### Set exercise
Transcribe each record exactly. Include every one.

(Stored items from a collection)
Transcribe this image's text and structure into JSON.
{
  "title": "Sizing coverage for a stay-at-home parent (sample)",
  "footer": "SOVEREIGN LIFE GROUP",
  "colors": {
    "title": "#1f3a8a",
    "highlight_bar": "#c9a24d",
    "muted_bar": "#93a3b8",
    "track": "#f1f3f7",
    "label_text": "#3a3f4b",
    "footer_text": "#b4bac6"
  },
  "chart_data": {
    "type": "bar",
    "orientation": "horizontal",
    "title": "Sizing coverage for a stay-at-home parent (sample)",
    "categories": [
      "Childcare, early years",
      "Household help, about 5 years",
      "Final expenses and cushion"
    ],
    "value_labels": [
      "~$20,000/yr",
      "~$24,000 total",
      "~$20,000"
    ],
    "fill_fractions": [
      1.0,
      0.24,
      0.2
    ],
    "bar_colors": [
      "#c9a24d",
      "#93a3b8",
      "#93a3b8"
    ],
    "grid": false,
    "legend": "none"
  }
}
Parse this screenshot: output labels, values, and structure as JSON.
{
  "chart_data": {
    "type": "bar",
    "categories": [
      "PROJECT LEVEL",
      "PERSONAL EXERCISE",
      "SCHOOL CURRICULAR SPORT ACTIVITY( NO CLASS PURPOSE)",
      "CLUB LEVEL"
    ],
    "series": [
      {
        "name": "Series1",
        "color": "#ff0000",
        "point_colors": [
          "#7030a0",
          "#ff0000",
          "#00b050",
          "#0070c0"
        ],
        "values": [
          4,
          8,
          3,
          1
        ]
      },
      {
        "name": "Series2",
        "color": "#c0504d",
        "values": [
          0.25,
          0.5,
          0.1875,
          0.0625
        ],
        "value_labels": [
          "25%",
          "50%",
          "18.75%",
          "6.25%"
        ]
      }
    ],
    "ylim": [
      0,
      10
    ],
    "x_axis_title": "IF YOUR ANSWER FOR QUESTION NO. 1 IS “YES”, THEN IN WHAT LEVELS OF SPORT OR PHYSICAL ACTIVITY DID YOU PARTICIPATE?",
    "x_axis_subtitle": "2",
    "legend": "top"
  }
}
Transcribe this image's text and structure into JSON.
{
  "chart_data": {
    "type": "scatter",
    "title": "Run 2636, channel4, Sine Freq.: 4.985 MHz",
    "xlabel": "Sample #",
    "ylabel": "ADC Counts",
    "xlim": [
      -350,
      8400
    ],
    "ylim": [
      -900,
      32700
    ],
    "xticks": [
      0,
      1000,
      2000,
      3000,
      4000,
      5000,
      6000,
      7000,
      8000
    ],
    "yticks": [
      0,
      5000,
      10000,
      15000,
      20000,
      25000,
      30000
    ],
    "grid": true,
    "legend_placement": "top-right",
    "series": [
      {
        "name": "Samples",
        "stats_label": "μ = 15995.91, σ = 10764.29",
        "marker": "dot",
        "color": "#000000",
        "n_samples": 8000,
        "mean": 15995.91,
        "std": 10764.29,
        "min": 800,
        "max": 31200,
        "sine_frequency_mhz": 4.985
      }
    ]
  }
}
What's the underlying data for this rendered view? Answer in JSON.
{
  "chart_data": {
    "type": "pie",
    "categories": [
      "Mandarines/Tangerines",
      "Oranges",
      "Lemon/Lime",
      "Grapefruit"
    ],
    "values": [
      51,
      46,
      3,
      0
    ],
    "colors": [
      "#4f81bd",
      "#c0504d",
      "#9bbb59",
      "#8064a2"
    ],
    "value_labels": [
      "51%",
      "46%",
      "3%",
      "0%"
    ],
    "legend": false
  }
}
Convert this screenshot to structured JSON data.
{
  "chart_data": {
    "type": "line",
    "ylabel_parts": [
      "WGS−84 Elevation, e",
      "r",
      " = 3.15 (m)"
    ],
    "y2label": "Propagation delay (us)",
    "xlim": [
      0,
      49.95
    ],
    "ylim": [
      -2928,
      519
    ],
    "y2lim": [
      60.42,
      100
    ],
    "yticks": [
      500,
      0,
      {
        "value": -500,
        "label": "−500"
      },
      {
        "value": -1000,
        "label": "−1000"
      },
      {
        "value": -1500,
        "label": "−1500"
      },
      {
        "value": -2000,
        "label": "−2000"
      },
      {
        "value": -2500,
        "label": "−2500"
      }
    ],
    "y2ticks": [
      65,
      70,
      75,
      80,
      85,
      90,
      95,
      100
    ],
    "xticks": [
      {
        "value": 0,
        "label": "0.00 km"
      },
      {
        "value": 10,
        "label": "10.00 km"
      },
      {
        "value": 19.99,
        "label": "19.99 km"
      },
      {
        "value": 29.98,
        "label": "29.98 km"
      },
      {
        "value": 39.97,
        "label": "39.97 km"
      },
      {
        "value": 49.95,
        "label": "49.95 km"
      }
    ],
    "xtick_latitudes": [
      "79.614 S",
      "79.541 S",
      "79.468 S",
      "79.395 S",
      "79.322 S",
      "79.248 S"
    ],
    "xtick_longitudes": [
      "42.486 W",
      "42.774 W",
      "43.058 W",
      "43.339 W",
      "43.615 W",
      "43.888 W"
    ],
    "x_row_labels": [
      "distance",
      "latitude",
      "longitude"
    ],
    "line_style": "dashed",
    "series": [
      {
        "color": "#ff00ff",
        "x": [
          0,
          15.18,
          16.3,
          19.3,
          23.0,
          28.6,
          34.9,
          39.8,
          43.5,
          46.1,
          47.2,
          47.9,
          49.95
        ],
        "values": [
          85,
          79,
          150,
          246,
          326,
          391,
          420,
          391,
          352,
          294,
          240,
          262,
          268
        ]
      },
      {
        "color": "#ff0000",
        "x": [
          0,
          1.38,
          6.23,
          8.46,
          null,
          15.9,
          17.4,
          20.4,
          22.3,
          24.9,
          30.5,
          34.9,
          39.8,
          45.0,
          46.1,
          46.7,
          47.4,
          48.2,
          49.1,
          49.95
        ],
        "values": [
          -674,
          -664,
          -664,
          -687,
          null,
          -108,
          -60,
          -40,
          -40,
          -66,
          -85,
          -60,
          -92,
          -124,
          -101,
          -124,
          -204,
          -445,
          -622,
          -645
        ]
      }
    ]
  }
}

### Exercise solution
Transcribe this image's text and structure into JSON.
{
  "title": "Sizing coverage for a stay-at-home parent (sample)",
  "footer": "SOVEREIGN LIFE GROUP",
  "colors": {
    "title": "#1f3a8a",
    "highlight_bar": "#c9a24d",
    "muted_bar": "#93a3b8",
    "track": "#f1f3f7",
    "label_text": "#3a3f4b",
    "footer_text": "#b4bac6"
  },
  "chart_data": {
    "type": "bar",
    "orientation": "horizontal",
    "title": "Sizing coverage for a stay-at-home parent (sample)",
    "categories": [
      "Childcare, early years",
      "Household help, about 5 years",
      "Final expenses and cushion"
    ],
    "value_labels": [
      "~$20,000/yr",
      "~$24,000 total",
      "~$20,000"
    ],
    "fill_fractions": [
      1.0,
      0.24,
      0.2
    ],
    "bar_colors": [
      "#c9a24d",
      "#93a3b8",
      "#93a3b8"
    ],
    "grid": false,
    "legend": "none"
  }
}
Parse this screenshot: output labels, values, and structure as JSON.
{
  "chart_data": {
    "type": "bar",
    "categories": [
      "PROJECT LEVEL",
      "PERSONAL EXERCISE",
      "SCHOOL CURRICULAR SPORT ACTIVITY( NO CLASS PURPOSE)",
      "CLUB LEVEL"
    ],
    "series": [
      {
        "name": "Series1",
        "color": "#ff0000",
        "point_colors": [
          "#7030a0",
          "#ff0000",
          "#00b050",
          "#0070c0"
        ],
        "values": [
          4,
          8,
          3,
          1
        ]
      },
      {
        "name": "Series2",
        "color": "#c0504d",
        "values": [
          0.25,
          0.5,
          0.1875,
          0.0625
        ],
        "value_labels": [
          "25%",
          "50%",
          "18.75%",
          "6.25%"
        ]
      }
    ],
    "ylim": [
      0,
      10
    ],
    "x_axis_title": "IF YOUR ANSWER FOR QUESTION NO. 1 IS “YES”, THEN IN WHAT LEVELS OF SPORT OR PHYSICAL ACTIVITY DID YOU PARTICIPATE?",
    "x_axis_subtitle": "2",
    "legend": "top"
  }
}
Transcribe this image's text and structure into JSON.
{
  "chart_data": {
    "type": "scatter",
    "title": "Run 2636, channel4, Sine Freq.: 4.985 MHz",
    "xlabel": "Sample #",
    "ylabel": "ADC Counts",
    "xlim": [
      -350,
      8400
    ],
    "ylim": [
      -900,
      32700
    ],
    "xticks": [
      0,
      1000,
      2000,
      3000,
      4000,
      5000,
      6000,
      7000,
      8000
    ],
    "yticks": [
      0,
      5000,
      10000,
      15000,
      20000,
      25000,
      30000
    ],
    "grid": true,
    "legend_placement": "top-right",
    "series": [
      {
        "name": "Samples",
        "stats_label": "μ = 15995.91, σ = 10764.29",
        "marker": "dot",
        "color": "#000000",
        "n_samples": 8000,
        "mean": 15995.91,
        "std": 10764.29,
        "min": 800,
        "max": 31200,
        "sine_frequency_mhz": 4.985
      }
    ]
  }
}
What's the underlying data for this rendered view? Answer in JSON.
{
  "chart_data": {
    "type": "pie",
    "categories": [
      "Mandarines/Tangerines",
      "Oranges",
      "Lemon/Lime",
      "Grapefruit"
    ],
    "values": [
      51,
      46,
      3,
      0
    ],
    "colors": [
      "#4f81bd",
      "#c0504d",
      "#9bbb59",
      "#8064a2"
    ],
    "value_labels": [
      "51%",
      "46%",
      "3%",
      "0%"
    ],
    "legend": false
  }
}
Convert this screenshot to structured JSON data.
{
  "chart_data": {
    "type": "line",
    "ylabel_parts": [
      "WGS−84 Elevation, e",
      "r",
      " = 3.15 (m)"
    ],
    "y2label": "Propagation delay (us)",
    "xlim": [
      0,
      49.95
    ],
    "ylim": [
      -2928,
      519
    ],
    "y2lim": [
      60.42,
      100
    ],
    "yticks": [
      500,
      0,
      {
        "value": -500,
        "label": "−500"
      },
      {
        "value": -1000,
        "label": "−1000"
      },
      {
        "value": -1500,
        "label": "−1500"
      },
      {
        "value": -2000,
        "label": "−2000"
      },
      {
        "value": -2500,
        "label": "−2500"
      }
    ],
    "y2ticks": [
      65,
      70,
      75,
      80,
      85,
      90,
      95,
      100
    ],
    "xticks": [
      {
        "value": 0,
        "label": "0.00 km"
      },
      {
        "value": 10,
        "label": "10.00 km"
      },
      {
        "value": 19.99,
        "label": "19.99 km"
      },
      {
        "value": 29.98,
        "label": "29.98 km"
      },
      {
        "value": 39.97,
        "label": "39.97 km"
      },
      {
        "value": 49.95,
        "label": "49.95 km"
      }
    ],
    "xtick_latitudes": [
      "79.614 S",
      "79.541 S",
      "79.468 S",
      "79.395 S",
      "79.322 S",
      "79.248 S"
    ],
    "xtick_longitudes": [
      "42.486 W",
      "42.774 W",
      "43.058 W",
      "43.339 W",
      "43.615 W",
      "43.888 W"
    ],
    "x_row_labels": [
      "distance",
      "latitude",
      "longitude"
    ],
    "line_style": "dashed",
    "series": [
      {
        "color": "#ff00ff",
        "x": [
          0,
          15.18,
          16.3,
          19.3,
          23.0,
          28.6,
          34.9,
          39.8,
          43.5,
          46.1,
          47.2,
          47.9,
          49.95
        ],
        "values": [
          85,
          79,
          150,
          246,
          326,
          391,
          420,
          391,
          352,
          294,
          240,
          262,
          268
        ]
      },
      {
        "color": "#ff0000",
        "x": [
          0,
          1.38,
          6.23,
          8.46,
          null,
          15.9,
          17.4,
          20.4,
          22.3,
          24.9,
          30.5,
          34.9,
          39.8,
          45.0,
          46.1,
          46.7,
          47.4,
          48.2,
          49.1,
          49.95
        ],
        "values": [
          -674,
          -664,
          -664,
          -687,
          null,
          -108,
          -60,
          -40,
          -40,
          -66,
          -85,
          -60,
          -92,
          -124,
          -101,
          -124,
          -204,
          -445,
          -622,
          -645
        ]
      }
    ]
  }
}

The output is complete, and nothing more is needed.